Job =
Render the following material again verbatim, leaving nothing out.

:: Records to use ::

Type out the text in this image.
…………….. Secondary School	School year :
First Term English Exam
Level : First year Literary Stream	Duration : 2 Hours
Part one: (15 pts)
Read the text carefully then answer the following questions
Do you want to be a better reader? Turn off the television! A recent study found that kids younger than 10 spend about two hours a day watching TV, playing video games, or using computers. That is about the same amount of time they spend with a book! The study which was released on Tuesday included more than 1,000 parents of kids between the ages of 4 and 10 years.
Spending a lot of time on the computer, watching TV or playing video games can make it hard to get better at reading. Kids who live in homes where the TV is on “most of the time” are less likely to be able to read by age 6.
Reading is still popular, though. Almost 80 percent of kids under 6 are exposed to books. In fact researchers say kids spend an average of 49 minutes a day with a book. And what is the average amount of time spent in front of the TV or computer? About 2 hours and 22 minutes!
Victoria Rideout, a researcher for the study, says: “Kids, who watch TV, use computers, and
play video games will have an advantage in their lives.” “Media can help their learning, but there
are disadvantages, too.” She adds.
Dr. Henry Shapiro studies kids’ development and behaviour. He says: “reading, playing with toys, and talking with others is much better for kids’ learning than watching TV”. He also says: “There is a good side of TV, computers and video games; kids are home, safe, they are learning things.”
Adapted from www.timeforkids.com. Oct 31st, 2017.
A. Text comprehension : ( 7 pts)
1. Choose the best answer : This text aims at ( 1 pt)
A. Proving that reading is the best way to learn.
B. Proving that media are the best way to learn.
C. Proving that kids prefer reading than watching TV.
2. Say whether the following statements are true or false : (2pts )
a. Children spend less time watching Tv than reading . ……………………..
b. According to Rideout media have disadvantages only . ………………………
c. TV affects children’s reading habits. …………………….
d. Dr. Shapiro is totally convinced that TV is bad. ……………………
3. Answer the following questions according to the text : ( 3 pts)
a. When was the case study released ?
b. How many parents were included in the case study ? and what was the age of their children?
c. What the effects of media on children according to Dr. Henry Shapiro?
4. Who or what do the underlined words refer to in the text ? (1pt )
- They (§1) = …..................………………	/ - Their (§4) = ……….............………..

:::

Output for this exercise =
Type out the text in this image.
…………….. Secondary School	School year :
First Term English Exam
Level : First year Literary Stream	Duration : 2 Hours
Part one: (15 pts)
Read the text carefully then answer the following questions
Do you want to be a better reader? Turn off the television! A recent study found that kids younger than 10 spend about two hours a day watching TV, playing video games, or using computers. That is about the same amount of time they spend with a book! The study which was released on Tuesday included more than 1,000 parents of kids between the ages of 4 and 10 years.
Spending a lot of time on the computer, watching TV or playing video games can make it hard to get better at reading. Kids who live in homes where the TV is on “most of the time” are less likely to be able to read by age 6.
Reading is still popular, though. Almost 80 percent of kids under 6 are exposed to books. In fact researchers say kids spend an average of 49 minutes a day with a book. And what is the average amount of time spent in front of the TV or computer? About 2 hours and 22 minutes!
Victoria Rideout, a researcher for the study, says: “Kids, who watch TV, use computers, and
play video games will have an advantage in their lives.” “Media can help their learning, but there
are disadvantages, too.” She adds.
Dr. Henry Shapiro studies kids’ development and behaviour. He says: “reading, playing with toys, and talking with others is much better for kids’ learning than watching TV”. He also says: “There is a good side of TV, computers and video games; kids are home, safe, they are learning things.”
Adapted from www.timeforkids.com. Oct 31st, 2017.
A. Text comprehension : ( 7 pts)
1. Choose the best answer : This text aims at ( 1 pt)
A. Proving that reading is the best way to learn.
B. Proving that media are the best way to learn.
C. Proving that kids prefer reading than watching TV.
2. Say whether the following statements are true or false : (2pts )
a. Children spend less time watching Tv than reading . ……………………..
b. According to Rideout media have disadvantages only . ………………………
c. TV affects children’s reading habits. …………………….
d. Dr. Shapiro is totally convinced that TV is bad. ……………………
3. Answer the following questions according to the text : ( 3 pts)
a. When was the case study released ?
b. How many parents were included in the case study ? and what was the age of their children?
c. What the effects of media on children according to Dr. Henry Shapiro?
4. Who or what do the underlined words refer to in the text ? (1pt )
- They (§1) = …..................………………	/ - Their (§4) = ……….............………..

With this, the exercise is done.